=== MATERIAL FOR THIS EXERCISE ===

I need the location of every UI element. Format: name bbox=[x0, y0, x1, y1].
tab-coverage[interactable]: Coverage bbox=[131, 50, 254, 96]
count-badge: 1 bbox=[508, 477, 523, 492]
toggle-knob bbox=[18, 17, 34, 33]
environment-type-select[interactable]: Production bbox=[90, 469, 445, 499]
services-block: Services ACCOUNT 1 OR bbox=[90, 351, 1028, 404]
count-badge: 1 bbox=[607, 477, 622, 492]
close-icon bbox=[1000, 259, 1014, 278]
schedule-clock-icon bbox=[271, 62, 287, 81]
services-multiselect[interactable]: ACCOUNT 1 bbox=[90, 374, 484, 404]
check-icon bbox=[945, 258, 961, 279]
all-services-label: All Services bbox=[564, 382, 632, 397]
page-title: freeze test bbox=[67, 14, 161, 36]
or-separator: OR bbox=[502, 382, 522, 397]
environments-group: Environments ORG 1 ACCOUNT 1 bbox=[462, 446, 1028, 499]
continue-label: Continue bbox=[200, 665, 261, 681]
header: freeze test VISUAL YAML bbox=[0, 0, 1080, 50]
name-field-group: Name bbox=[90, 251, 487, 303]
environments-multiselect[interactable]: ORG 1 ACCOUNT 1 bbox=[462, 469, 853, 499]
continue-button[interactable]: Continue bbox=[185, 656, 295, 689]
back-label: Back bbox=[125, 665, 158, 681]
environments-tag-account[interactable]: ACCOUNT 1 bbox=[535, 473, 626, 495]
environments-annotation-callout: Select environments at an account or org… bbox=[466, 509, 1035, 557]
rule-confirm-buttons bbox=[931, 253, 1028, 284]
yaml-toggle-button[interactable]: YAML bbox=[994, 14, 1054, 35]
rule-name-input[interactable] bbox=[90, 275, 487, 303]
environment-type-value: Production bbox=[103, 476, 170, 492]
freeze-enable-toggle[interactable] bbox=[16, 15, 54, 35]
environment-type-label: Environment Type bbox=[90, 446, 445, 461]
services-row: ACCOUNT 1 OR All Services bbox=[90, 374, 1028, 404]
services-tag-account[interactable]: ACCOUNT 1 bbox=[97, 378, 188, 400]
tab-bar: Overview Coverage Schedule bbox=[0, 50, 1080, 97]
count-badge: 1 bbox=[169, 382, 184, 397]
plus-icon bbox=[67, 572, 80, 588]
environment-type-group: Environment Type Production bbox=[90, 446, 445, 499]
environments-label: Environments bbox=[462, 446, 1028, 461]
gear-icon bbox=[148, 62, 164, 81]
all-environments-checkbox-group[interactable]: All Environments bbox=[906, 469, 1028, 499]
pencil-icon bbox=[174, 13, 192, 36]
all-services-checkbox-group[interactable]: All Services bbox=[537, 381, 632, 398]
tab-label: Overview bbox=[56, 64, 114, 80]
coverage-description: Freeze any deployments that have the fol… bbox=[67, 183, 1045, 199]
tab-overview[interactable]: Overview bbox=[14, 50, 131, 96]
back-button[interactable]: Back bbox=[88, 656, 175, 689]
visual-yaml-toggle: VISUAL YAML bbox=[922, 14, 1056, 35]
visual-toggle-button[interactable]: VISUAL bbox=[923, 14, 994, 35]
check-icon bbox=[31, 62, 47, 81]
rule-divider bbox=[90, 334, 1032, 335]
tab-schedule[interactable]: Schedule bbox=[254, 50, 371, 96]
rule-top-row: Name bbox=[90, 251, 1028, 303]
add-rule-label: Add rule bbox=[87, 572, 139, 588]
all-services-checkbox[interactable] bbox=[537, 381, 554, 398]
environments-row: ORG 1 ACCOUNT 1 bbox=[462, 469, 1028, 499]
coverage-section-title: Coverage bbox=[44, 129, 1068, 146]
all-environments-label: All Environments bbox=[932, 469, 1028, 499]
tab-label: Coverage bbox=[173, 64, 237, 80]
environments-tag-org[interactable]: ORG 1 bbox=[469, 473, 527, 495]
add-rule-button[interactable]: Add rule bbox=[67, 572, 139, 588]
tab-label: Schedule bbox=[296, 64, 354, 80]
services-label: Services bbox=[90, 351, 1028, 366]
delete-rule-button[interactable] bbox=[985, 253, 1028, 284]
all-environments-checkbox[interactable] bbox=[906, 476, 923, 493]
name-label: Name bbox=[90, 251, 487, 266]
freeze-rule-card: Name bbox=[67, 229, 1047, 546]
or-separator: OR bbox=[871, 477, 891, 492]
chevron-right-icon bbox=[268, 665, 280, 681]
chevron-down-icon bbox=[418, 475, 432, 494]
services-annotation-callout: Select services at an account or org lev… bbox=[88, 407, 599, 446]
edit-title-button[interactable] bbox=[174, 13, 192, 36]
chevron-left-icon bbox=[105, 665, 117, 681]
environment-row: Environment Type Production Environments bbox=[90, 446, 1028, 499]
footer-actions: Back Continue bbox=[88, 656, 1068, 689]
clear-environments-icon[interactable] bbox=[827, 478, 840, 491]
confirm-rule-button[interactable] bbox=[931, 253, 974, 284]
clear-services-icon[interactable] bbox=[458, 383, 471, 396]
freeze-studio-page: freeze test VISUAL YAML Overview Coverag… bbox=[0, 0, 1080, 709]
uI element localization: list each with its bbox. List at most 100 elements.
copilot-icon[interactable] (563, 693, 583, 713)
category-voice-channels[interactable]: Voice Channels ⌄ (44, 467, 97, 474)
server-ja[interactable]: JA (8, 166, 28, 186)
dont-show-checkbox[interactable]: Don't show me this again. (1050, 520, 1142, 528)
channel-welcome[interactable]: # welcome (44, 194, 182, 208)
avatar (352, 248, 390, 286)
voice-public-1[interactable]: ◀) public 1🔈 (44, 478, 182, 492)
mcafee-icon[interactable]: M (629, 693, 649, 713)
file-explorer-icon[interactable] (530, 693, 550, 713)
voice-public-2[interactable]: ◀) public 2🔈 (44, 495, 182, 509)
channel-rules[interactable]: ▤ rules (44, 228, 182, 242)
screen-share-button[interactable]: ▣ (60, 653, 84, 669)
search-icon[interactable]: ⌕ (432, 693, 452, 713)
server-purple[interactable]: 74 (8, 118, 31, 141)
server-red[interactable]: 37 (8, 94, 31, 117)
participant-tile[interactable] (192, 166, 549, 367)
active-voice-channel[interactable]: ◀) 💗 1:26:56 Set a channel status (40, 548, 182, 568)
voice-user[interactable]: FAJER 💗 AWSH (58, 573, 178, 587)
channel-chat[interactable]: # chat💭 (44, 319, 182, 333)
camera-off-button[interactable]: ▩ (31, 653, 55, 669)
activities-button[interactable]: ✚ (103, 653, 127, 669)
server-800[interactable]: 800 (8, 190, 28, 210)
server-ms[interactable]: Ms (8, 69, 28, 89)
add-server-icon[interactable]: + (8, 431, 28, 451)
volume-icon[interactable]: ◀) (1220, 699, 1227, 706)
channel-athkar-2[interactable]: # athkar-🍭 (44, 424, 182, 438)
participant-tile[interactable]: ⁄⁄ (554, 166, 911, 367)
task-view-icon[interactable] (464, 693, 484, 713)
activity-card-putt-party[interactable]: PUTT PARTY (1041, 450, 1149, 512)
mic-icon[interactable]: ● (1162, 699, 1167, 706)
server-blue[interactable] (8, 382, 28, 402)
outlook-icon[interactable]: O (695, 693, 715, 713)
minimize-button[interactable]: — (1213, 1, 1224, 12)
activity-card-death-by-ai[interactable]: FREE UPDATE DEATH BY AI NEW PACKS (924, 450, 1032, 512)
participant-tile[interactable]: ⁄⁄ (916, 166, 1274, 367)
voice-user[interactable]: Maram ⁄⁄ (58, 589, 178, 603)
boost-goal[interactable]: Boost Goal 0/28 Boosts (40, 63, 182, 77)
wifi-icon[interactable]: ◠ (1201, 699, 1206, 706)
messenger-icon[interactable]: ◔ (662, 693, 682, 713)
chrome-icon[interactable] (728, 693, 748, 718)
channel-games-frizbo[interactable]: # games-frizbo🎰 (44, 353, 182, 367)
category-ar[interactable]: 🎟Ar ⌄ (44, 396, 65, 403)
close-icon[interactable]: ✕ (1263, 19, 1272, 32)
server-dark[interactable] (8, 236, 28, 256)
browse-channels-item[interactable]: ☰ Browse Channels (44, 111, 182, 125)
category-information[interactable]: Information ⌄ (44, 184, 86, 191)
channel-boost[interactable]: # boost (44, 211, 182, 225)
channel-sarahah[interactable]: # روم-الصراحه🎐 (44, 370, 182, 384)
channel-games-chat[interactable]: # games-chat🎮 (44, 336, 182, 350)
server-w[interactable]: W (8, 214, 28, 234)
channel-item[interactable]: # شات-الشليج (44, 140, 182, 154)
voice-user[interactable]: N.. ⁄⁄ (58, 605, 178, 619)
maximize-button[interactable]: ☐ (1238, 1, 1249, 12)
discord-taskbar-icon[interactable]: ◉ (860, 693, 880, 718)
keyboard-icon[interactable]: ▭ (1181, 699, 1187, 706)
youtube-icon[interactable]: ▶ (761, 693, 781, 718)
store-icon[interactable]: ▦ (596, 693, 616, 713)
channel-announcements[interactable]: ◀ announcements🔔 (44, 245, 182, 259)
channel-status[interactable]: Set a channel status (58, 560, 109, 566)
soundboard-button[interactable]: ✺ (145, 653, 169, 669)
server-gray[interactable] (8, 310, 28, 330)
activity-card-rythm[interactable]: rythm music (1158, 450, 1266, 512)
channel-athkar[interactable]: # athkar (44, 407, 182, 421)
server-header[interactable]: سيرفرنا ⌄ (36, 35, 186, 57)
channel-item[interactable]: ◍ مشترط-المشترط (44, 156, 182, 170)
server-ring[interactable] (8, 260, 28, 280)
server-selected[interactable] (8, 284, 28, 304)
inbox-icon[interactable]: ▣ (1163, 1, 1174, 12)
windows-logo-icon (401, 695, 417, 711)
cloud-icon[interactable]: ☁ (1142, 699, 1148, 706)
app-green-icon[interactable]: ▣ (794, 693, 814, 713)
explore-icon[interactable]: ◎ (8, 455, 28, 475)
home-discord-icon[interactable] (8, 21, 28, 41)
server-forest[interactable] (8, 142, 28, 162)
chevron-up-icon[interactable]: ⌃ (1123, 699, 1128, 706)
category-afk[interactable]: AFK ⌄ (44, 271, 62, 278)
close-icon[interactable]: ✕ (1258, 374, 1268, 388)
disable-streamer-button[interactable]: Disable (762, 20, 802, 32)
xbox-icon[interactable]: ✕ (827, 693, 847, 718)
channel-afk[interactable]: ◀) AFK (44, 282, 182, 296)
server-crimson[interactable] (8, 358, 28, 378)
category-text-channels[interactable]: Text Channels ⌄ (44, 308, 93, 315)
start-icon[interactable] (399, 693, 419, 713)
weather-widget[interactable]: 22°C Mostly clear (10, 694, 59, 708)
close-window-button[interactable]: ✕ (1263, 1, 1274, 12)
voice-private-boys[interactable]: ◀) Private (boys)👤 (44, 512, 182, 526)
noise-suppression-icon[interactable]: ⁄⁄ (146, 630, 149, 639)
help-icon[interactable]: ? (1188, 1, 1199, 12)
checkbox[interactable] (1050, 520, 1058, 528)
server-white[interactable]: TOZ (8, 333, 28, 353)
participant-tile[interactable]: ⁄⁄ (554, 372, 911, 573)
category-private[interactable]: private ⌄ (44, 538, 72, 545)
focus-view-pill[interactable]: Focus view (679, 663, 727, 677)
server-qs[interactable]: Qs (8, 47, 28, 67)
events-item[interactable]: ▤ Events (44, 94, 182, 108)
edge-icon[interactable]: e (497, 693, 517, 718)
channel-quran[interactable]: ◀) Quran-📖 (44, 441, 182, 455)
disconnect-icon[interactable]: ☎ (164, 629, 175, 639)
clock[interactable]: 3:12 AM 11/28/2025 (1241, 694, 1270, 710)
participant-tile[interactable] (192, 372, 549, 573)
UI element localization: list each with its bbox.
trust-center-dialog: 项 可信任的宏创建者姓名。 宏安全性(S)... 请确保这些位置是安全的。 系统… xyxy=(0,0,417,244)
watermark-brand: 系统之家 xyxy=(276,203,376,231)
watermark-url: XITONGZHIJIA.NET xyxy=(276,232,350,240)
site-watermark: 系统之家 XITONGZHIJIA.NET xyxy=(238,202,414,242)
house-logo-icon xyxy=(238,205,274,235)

===

EXERCISE DESCRIPTION – Rewrite the rows from the first one through the row containing "services-tag-account[interactable]: ACCOUNT 1", both ends included, as a Markdown table with the columns Row and Line, giving each row's number and its text and leaving out blank lines.

FINAL RESULT –
| Row | Line |
|---|---|
| 1 | I need the location of every UI element. Format: name bbox=[x0, y0, x1, y1]. |
| 2 | tab-coverage[interactable]: Coverage bbox=[131, 50, 254, 96] |
| 3 | count-badge: 1 bbox=[508, 477, 523, 492] |
| 4 | toggle-knob bbox=[18, 17, 34, 33] |
| 5 | environment-type-select[interactable]: Production bbox=[90, 469, 445, 499] |
| 6 | services-block: Services ACCOUNT 1 OR bbox=[90, 351, 1028, 404] |
| 7 | count-badge: 1 bbox=[607, 477, 622, 492] |
| 8 | close-icon bbox=[1000, 259, 1014, 278] |
| 9 | schedule-clock-icon bbox=[271, 62, 287, 81] |
| 10 | services-multiselect[interactable]: ACCOUNT 1 bbox=[90, 374, 484, 404] |
| 11 | check-icon bbox=[945, 258, 961, 279] |
| 12 | all-services-label: All Services bbox=[564, 382, 632, 397] |
| 13 | page-title: freeze test bbox=[67, 14, 161, 36] |
| 14 | or-separator: OR bbox=[502, 382, 522, 397] |
| 15 | environments-group: Environments ORG 1 ACCOUNT 1 bbox=[462, 446, 1028, 499] |
| 16 | continue-label: Continue bbox=[200, 665, 261, 681] |
| 17 | header: freeze test VISUAL YAML bbox=[0, 0, 1080, 50] |
| 18 | name-field-group: Name bbox=[90, 251, 487, 303] |
| 19 | environments-multiselect[interactable]: ORG 1 ACCOUNT 1 bbox=[462, 469, 853, 499] |
| 20 | continue-button[interactable]: Continue bbox=[185, 656, 295, 689] |
| 21 | back-label: Back bbox=[125, 665, 158, 681] |
| 22 | environments-tag-account[interactable]: ACCOUNT 1 bbox=[535, 473, 626, 495] |
| 23 | environments-annotation-callout: Select environments at an account or org… bbox=[466, 509, 1035, 557] |
| 24 | rule-confirm-buttons bbox=[931, 253, 1028, 284] |
| 25 | yaml-toggle-button[interactable]: YAML bbox=[994, 14, 1054, 35] |
| 26 | rule-name-input[interactable] bbox=[90, 275, 487, 303] |
| 27 | environment-type-value: Production bbox=[103, 476, 170, 492] |
| 28 | freeze-enable-toggle[interactable] bbox=[16, 15, 54, 35] |
| 29 | environment-type-label: Environment Type bbox=[90, 446, 445, 461] |
| 30 | services-row: ACCOUNT 1 OR All Services bbox=[90, 374, 1028, 404] |
| 31 | services-tag-account[interactable]: ACCOUNT 1 bbox=[97, 378, 188, 400] |